> GIVEN INSTRUCTION
Repeat each entry exactly and drop the pictures.

> RAW DATA
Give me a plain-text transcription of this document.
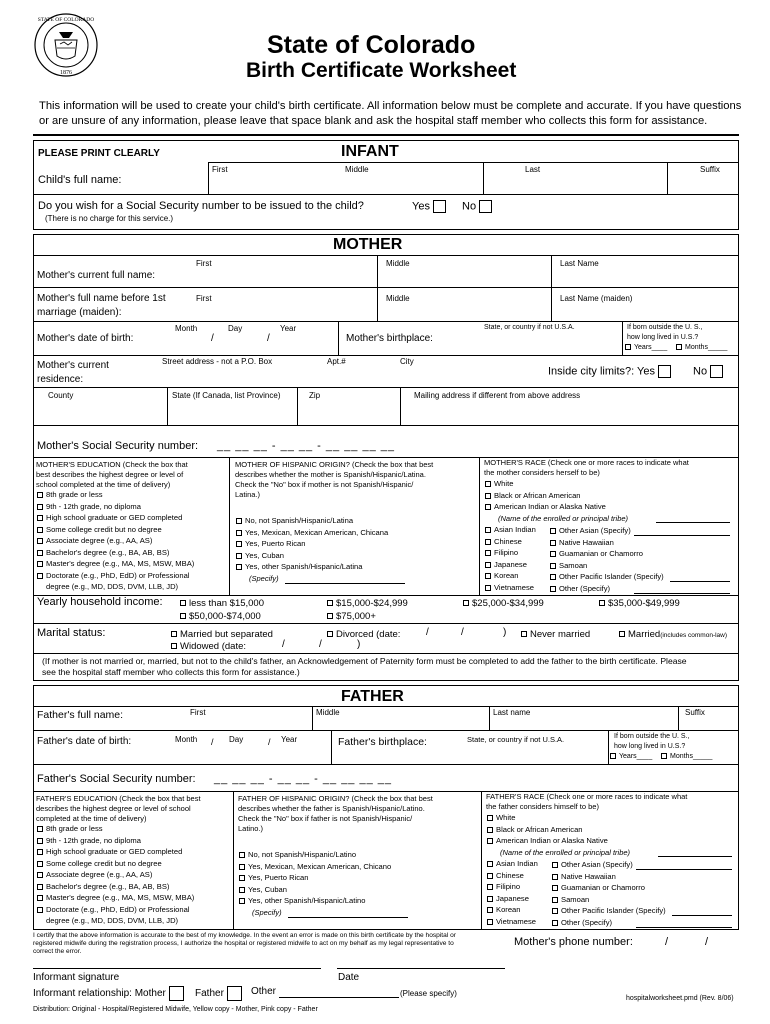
STATE OF COLORADO
1876
State of Colorado
Birth Certificate Worksheet
This information will be used to create your child's birth certificate. All information below must be complete and accurate. If you have questions
or are unsure of any information, please leave that space blank and ask the hospital staff member who collects this form for assistance.
PLEASE PRINT CLEARLY	INFANT
First	Middle	Last	Suffix
Child's full name:
Do you wish for a Social Security number to be issued to the child?
(There is no charge for this service.)
Yes	No
MOTHER
First	Middle	Last Name
Mother's current full name:
First	Middle	Last Name (maiden)
Mother's full name before 1st
marriage (maiden):
Month	Day	Year
Mother's date of birth:	/	/	Mother's birthplace:
State, or country if not U.S.A.	If born outside the U. S.,
how long lived in U.S.?
Years____	Months_____
Street address - not a P.O. Box	Apt.#	City
Mother's current
residence:
Inside city limits?: Yes	No
County	State (If Canada, list Province)	Zip	Mailing address if different from above address
Mother's Social Security number: __ __ __ - __ __ - __ __ __ __
MOTHER'S EDUCATION (Check the box that
best describes the highest degree or level of
school completed at the time of delivery)
8th grade or less
9th - 12th grade, no diploma
High school graduate or GED completed
Some college credit but no degree
Associate degree (e.g., AA, AS)
Bachelor's degree (e.g., BA, AB, BS)
Master's degree (e.g., MA, MS, MSW, MBA)
Doctorate (e.g., PhD, EdD) or Professional
degree (e.g., MD, DDS, DVM, LLB, JD)
MOTHER OF HISPANIC ORIGIN? (Check the box that best
describes whether the mother is Spanish/Hispanic/Latina.
Check the "No" box if mother is not Spanish/Hispanic/
Latina.)
No, not Spanish/Hispanic/Latina
Yes, Mexican, Mexican American, Chicana
Yes, Puerto Rican
Yes, Cuban
Yes, other Spanish/Hispanic/Latina
(Specify)
MOTHER'S RACE (Check one or more races to indicate what
the mother considers herself to be)
White
Black or African American
American Indian or Alaska Native
(Name of the enrolled or principal tribe)
Asian Indian
Chinese
Filipino
Japanese
Korean
Vietnamese
Other Asian (Specify)
Native Hawaiian
Guamanian or Chamorro
Samoan
Other Pacific Islander (Specify)
Other (Specify)
Yearly household income:	less than $15,000	$15,000-$24,999	$25,000-$34,999	$35,000-$49,999
$50,000-$74,000	$75,000+
Marital status:	Married but separated	Divorced (date:	/	/	)	Never married	Married(includes common-law)
Widowed (date:	/	/	)
(If mother is not married or, married, but not to the child's father, an Acknowledgement of Paternity form must be completed to add the father to the birth certificate. Please
see the hospital staff member who collects this form for assistance.)
FATHER
First	Middle	Last name	Suffix
Father's full name:
Month / Day	/ Year
Father's date of birth:	Father's birthplace:	State, or country if not U.S.A.	If born outside the U. S.,
how long lived in U.S.?
Years____	Months_____
Father's Social Security number: __ __ __ - __ __ - __ __ __ __
FATHER'S EDUCATION (Check the box that best
describes the highest degree or level of school
completed at the time of delivery)
8th grade or less
9th - 12th grade, no diploma
High school graduate or GED completed
Some college credit but no degree
Associate degree (e.g., AA, AS)
Bachelor's degree (e.g., BA, AB, BS)
Master's degree (e.g., MA, MS, MSW, MBA)
Doctorate (e.g., PhD, EdD) or Professional
degree (e.g., MD, DDS, DVM, LLB, JD)
FATHER OF HISPANIC ORIGIN? (Check the box that best
describes whether the father is Spanish/Hispanic/Latino.
Check the "No" box if father is not Spanish/Hispanic/
Latino.)
No, not Spanish/Hispanic/Latino
Yes, Mexican, Mexican American, Chicano
Yes, Puerto Rican
Yes, Cuban
Yes, other Spanish/Hispanic/Latino
(Specify)
FATHER'S RACE (Check one or more races to indicate what
the father considers himself to be)
White
Black or African American
American Indian or Alaska Native
(Name of the enrolled or principal tribe)
Asian Indian
Chinese
Filipino
Japanese
Korean
Vietnamese
Other Asian (Specify)
Native Hawaiian
Guamanian or Chamorro
Samoan
Other Pacific Islander (Specify)
Other (Specify)
I certify that the above information is accurate to the best of my knowledge. In the event an error is made on this birth certificate by the hospital or
registered midwife during the registration process, I authorize the hospital or registered midwife to act on my behalf as my legal representative to
correct the error.
Mother's phone number:	/	/
Informant signature	Date
Informant relationship: Mother	Father	Other	(Please specify)
hospitalworksheet.pmd (Rev. 8/06)
Distribution: Original - Hospital/Registered Midwife, Yellow copy - Mother, Pink copy - Father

> SOLVED PROBLEM
Give me a plain-text transcription of this document.
STATE OF COLORADO
1876
State of Colorado
Birth Certificate Worksheet
This information will be used to create your child's birth certificate. All information below must be complete and accurate. If you have questions
or are unsure of any information, please leave that space blank and ask the hospital staff member who collects this form for assistance.
PLEASE PRINT CLEARLY	INFANT
First	Middle	Last	Suffix
Child's full name:
Do you wish for a Social Security number to be issued to the child?
(There is no charge for this service.)
Yes	No
MOTHER
First	Middle	Last Name
Mother's current full name:
First	Middle	Last Name (maiden)
Mother's full name before 1st
marriage (maiden):
Month	Day	Year
Mother's date of birth:	/	/	Mother's birthplace:
State, or country if not U.S.A.	If born outside the U. S.,
how long lived in U.S.?
Years____	Months_____
Street address - not a P.O. Box	Apt.#	City
Mother's current
residence:
Inside city limits?: Yes	No
County	State (If Canada, list Province)	Zip	Mailing address if different from above address
Mother's Social Security number: __ __ __ - __ __ - __ __ __ __
MOTHER'S EDUCATION (Check the box that
best describes the highest degree or level of
school completed at the time of delivery)
8th grade or less
9th - 12th grade, no diploma
High school graduate or GED completed
Some college credit but no degree
Associate degree (e.g., AA, AS)
Bachelor's degree (e.g., BA, AB, BS)
Master's degree (e.g., MA, MS, MSW, MBA)
Doctorate (e.g., PhD, EdD) or Professional
degree (e.g., MD, DDS, DVM, LLB, JD)
MOTHER OF HISPANIC ORIGIN? (Check the box that best
describes whether the mother is Spanish/Hispanic/Latina.
Check the "No" box if mother is not Spanish/Hispanic/
Latina.)
No, not Spanish/Hispanic/Latina
Yes, Mexican, Mexican American, Chicana
Yes, Puerto Rican
Yes, Cuban
Yes, other Spanish/Hispanic/Latina
(Specify)
MOTHER'S RACE (Check one or more races to indicate what
the mother considers herself to be)
White
Black or African American
American Indian or Alaska Native
(Name of the enrolled or principal tribe)
Asian Indian
Chinese
Filipino
Japanese
Korean
Vietnamese
Other Asian (Specify)
Native Hawaiian
Guamanian or Chamorro
Samoan
Other Pacific Islander (Specify)
Other (Specify)
Yearly household income:	less than $15,000	$15,000-$24,999	$25,000-$34,999	$35,000-$49,999
$50,000-$74,000	$75,000+
Marital status:	Married but separated	Divorced (date:	/	/	)	Never married	Married(includes common-law)
Widowed (date:	/	/	)
(If mother is not married or, married, but not to the child's father, an Acknowledgement of Paternity form must be completed to add the father to the birth certificate. Please
see the hospital staff member who collects this form for assistance.)
FATHER
First	Middle	Last name	Suffix
Father's full name:
Month / Day	/ Year
Father's date of birth:	Father's birthplace:	State, or country if not U.S.A.	If born outside the U. S.,
how long lived in U.S.?
Years____	Months_____
Father's Social Security number: __ __ __ - __ __ - __ __ __ __
FATHER'S EDUCATION (Check the box that best
describes the highest degree or level of school
completed at the time of delivery)
8th grade or less
9th - 12th grade, no diploma
High school graduate or GED completed
Some college credit but no degree
Associate degree (e.g., AA, AS)
Bachelor's degree (e.g., BA, AB, BS)
Master's degree (e.g., MA, MS, MSW, MBA)
Doctorate (e.g., PhD, EdD) or Professional
degree (e.g., MD, DDS, DVM, LLB, JD)
FATHER OF HISPANIC ORIGIN? (Check the box that best
describes whether the father is Spanish/Hispanic/Latino.
Check the "No" box if father is not Spanish/Hispanic/
Latino.)
No, not Spanish/Hispanic/Latino
Yes, Mexican, Mexican American, Chicano
Yes, Puerto Rican
Yes, Cuban
Yes, other Spanish/Hispanic/Latino
(Specify)
FATHER'S RACE (Check one or more races to indicate what
the father considers himself to be)
White
Black or African American
American Indian or Alaska Native
(Name of the enrolled or principal tribe)
Asian Indian
Chinese
Filipino
Japanese
Korean
Vietnamese
Other Asian (Specify)
Native Hawaiian
Guamanian or Chamorro
Samoan
Other Pacific Islander (Specify)
Other (Specify)
I certify that the above information is accurate to the best of my knowledge. In the event an error is made on this birth certificate by the hospital or
registered midwife during the registration process, I authorize the hospital or registered midwife to act on my behalf as my legal representative to
correct the error.
Mother's phone number:	/	/
Informant signature	Date
Informant relationship: Mother	Father	Other	(Please specify)
hospitalworksheet.pmd (Rev. 8/06)
Distribution: Original - Hospital/Registered Midwife, Yellow copy - Mother, Pink copy - Father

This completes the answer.